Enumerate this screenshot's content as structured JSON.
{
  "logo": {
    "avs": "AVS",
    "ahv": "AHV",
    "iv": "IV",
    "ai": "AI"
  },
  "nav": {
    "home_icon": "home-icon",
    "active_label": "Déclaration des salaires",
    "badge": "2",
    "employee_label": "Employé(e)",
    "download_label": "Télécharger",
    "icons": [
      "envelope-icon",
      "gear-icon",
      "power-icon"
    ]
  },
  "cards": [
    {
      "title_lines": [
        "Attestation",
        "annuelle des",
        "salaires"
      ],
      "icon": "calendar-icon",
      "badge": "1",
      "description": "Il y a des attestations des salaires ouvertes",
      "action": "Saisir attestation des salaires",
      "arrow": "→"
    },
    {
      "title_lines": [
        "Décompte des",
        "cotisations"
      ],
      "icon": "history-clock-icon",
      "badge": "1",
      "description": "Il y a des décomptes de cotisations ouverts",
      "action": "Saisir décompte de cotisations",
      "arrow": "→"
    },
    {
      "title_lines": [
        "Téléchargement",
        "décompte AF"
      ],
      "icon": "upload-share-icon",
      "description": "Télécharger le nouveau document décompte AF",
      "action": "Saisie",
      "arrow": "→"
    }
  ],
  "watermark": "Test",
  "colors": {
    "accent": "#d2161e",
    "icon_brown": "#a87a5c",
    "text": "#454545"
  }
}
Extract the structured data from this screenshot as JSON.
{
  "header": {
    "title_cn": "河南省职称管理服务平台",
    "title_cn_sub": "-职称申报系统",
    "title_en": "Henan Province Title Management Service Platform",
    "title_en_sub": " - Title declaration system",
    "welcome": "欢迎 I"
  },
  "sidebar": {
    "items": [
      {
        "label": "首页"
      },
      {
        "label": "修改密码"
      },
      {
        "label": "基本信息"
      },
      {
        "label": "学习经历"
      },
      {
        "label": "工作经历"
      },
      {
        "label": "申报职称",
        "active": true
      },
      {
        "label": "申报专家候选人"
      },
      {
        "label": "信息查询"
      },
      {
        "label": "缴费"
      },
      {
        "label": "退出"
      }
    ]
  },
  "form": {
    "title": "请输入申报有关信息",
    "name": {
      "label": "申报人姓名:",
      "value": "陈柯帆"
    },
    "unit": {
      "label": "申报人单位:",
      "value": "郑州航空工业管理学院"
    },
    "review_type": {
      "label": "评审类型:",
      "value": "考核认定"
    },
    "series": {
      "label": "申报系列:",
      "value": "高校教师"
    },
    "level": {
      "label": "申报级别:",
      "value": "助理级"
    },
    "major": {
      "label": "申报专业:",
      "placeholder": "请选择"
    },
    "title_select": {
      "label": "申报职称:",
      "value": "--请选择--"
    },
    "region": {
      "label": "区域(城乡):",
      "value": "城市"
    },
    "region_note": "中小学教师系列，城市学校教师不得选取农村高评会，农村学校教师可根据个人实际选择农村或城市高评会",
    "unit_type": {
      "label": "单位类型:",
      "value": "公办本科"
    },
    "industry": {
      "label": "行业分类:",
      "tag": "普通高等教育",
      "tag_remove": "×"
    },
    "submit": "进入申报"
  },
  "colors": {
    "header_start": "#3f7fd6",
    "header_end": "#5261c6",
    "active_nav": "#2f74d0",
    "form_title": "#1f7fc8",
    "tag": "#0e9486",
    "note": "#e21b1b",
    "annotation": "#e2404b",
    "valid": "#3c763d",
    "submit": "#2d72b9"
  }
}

INSTRUCTIONS TO FOLLOW> Within the listing above, copy each line that has the string "Saisir".

FINAL ANSWER>
      "action": "Saisir attestation des salaires",
      "action": "Saisir décompte de cotisations",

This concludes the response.